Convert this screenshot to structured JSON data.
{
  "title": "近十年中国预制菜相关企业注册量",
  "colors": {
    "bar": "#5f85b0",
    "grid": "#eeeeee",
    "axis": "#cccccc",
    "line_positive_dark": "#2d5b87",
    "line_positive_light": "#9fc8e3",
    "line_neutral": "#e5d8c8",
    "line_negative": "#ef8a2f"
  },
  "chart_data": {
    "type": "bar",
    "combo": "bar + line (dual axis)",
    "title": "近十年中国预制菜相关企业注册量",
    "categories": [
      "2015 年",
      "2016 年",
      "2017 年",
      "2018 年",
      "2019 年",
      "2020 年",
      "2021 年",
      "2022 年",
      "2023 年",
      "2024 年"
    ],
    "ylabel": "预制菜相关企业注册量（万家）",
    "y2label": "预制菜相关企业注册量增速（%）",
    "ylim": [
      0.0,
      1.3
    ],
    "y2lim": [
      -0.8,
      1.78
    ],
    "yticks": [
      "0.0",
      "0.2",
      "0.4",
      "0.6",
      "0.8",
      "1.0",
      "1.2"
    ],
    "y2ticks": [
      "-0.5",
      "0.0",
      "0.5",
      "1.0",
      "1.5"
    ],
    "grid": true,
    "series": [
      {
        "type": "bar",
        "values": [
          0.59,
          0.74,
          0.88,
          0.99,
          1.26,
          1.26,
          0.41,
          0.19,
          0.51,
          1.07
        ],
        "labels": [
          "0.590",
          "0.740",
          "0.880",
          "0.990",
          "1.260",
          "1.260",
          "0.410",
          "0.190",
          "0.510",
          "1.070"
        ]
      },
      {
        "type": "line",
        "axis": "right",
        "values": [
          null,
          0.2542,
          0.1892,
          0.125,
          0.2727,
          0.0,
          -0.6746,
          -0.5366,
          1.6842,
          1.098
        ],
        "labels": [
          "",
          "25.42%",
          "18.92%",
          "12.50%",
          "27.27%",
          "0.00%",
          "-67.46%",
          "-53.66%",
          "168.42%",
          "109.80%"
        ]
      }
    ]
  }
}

————

Scan the material above. Copy each line that holds the word "title".

§ The output:
  "title": "近十年中国预制菜相关企业注册量",
    "title": "近十年中国预制菜相关企业注册量",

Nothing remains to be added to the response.